Data records:
++++++

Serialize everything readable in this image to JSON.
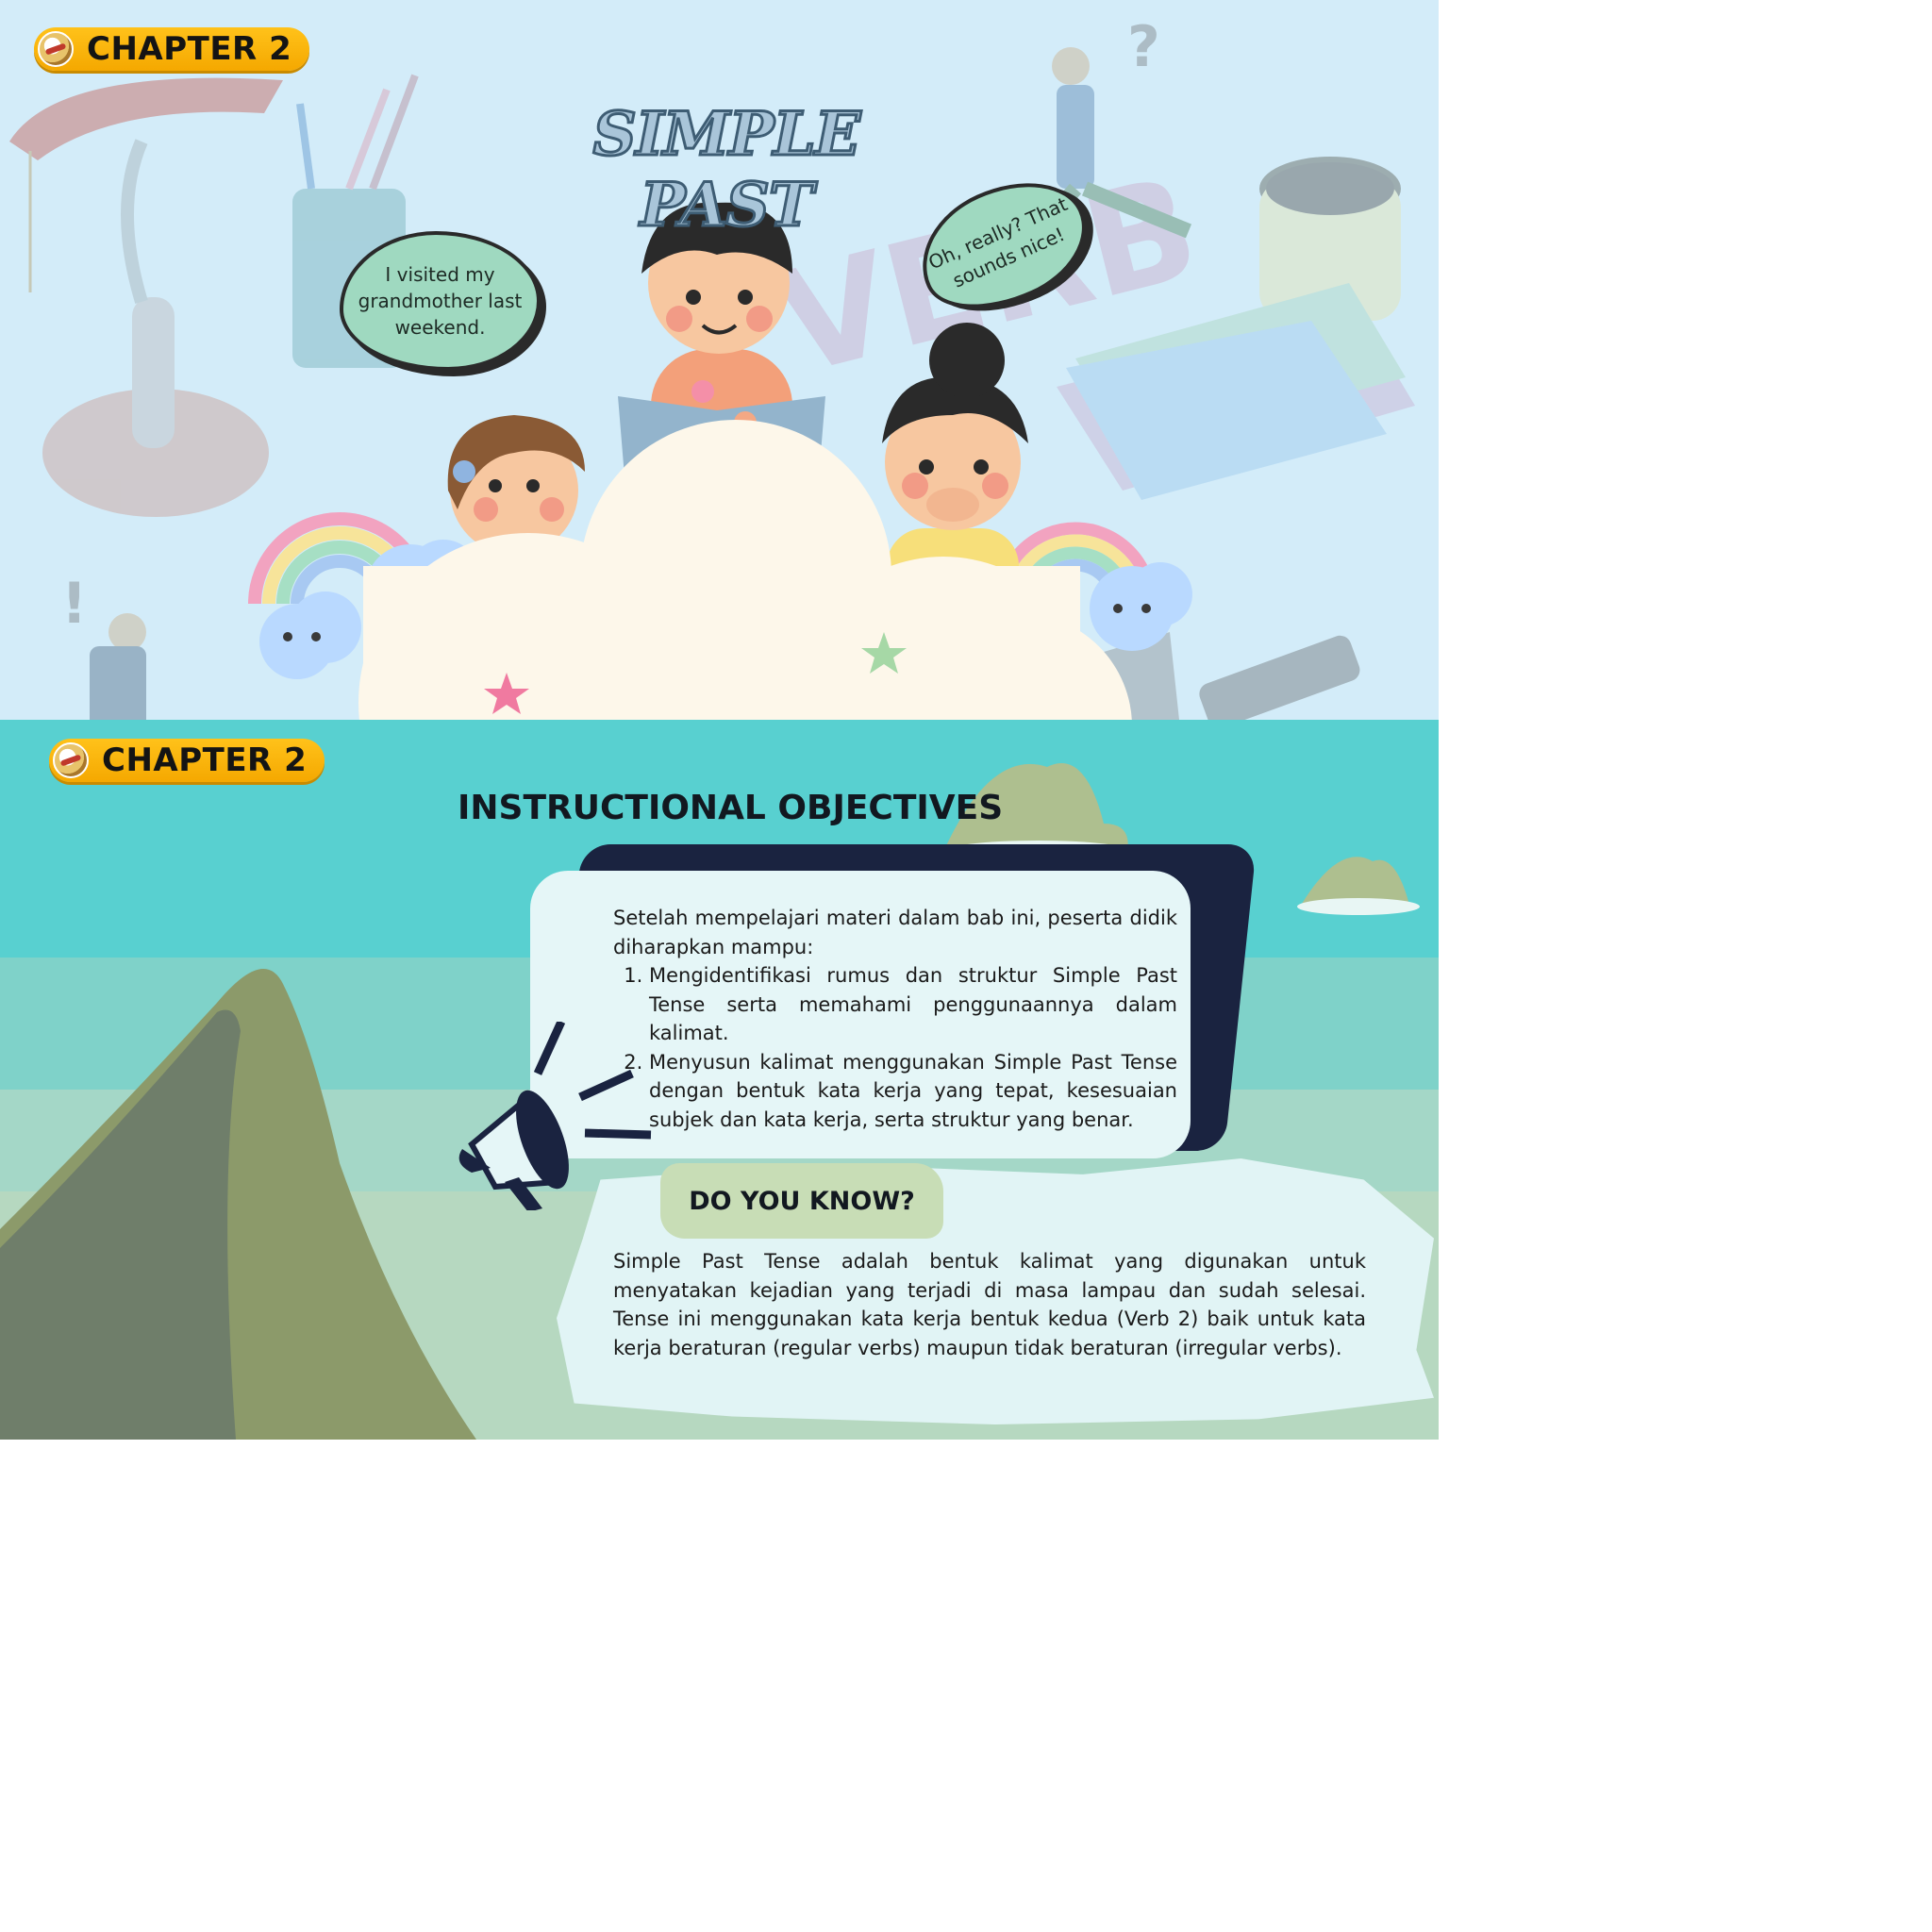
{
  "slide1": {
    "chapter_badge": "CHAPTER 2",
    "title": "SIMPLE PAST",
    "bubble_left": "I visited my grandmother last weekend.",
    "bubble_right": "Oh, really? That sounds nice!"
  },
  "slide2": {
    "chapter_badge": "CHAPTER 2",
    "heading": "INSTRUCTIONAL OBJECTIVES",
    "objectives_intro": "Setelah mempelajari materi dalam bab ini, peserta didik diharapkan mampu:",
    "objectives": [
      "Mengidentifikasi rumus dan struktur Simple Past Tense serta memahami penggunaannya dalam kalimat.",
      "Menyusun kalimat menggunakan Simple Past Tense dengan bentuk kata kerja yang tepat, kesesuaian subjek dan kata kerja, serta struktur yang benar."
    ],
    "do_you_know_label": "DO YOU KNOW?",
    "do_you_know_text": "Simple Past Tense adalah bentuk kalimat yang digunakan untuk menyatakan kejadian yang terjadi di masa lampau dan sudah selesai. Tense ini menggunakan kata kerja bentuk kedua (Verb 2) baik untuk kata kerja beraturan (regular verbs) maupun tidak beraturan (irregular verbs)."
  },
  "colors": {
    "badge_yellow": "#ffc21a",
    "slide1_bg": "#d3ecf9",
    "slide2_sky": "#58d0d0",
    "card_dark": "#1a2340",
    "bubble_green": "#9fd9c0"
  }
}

++++++

**Exercise aim**: Exact duplication of all the records is required; pictures are omitted from the copy.

**Completed exercise**:
Serialize everything readable in this image to JSON.
{
  "slide1": {
    "chapter_badge": "CHAPTER 2",
    "title": "SIMPLE PAST",
    "bubble_left": "I visited my grandmother last weekend.",
    "bubble_right": "Oh, really? That sounds nice!"
  },
  "slide2": {
    "chapter_badge": "CHAPTER 2",
    "heading": "INSTRUCTIONAL OBJECTIVES",
    "objectives_intro": "Setelah mempelajari materi dalam bab ini, peserta didik diharapkan mampu:",
    "objectives": [
      "Mengidentifikasi rumus dan struktur Simple Past Tense serta memahami penggunaannya dalam kalimat.",
      "Menyusun kalimat menggunakan Simple Past Tense dengan bentuk kata kerja yang tepat, kesesuaian subjek dan kata kerja, serta struktur yang benar."
    ],
    "do_you_know_label": "DO YOU KNOW?",
    "do_you_know_text": "Simple Past Tense adalah bentuk kalimat yang digunakan untuk menyatakan kejadian yang terjadi di masa lampau dan sudah selesai. Tense ini menggunakan kata kerja bentuk kedua (Verb 2) baik untuk kata kerja beraturan (regular verbs) maupun tidak beraturan (irregular verbs)."
  },
  "colors": {
    "badge_yellow": "#ffc21a",
    "slide1_bg": "#d3ecf9",
    "slide2_sky": "#58d0d0",
    "card_dark": "#1a2340",
    "bubble_green": "#9fd9c0"
  }
}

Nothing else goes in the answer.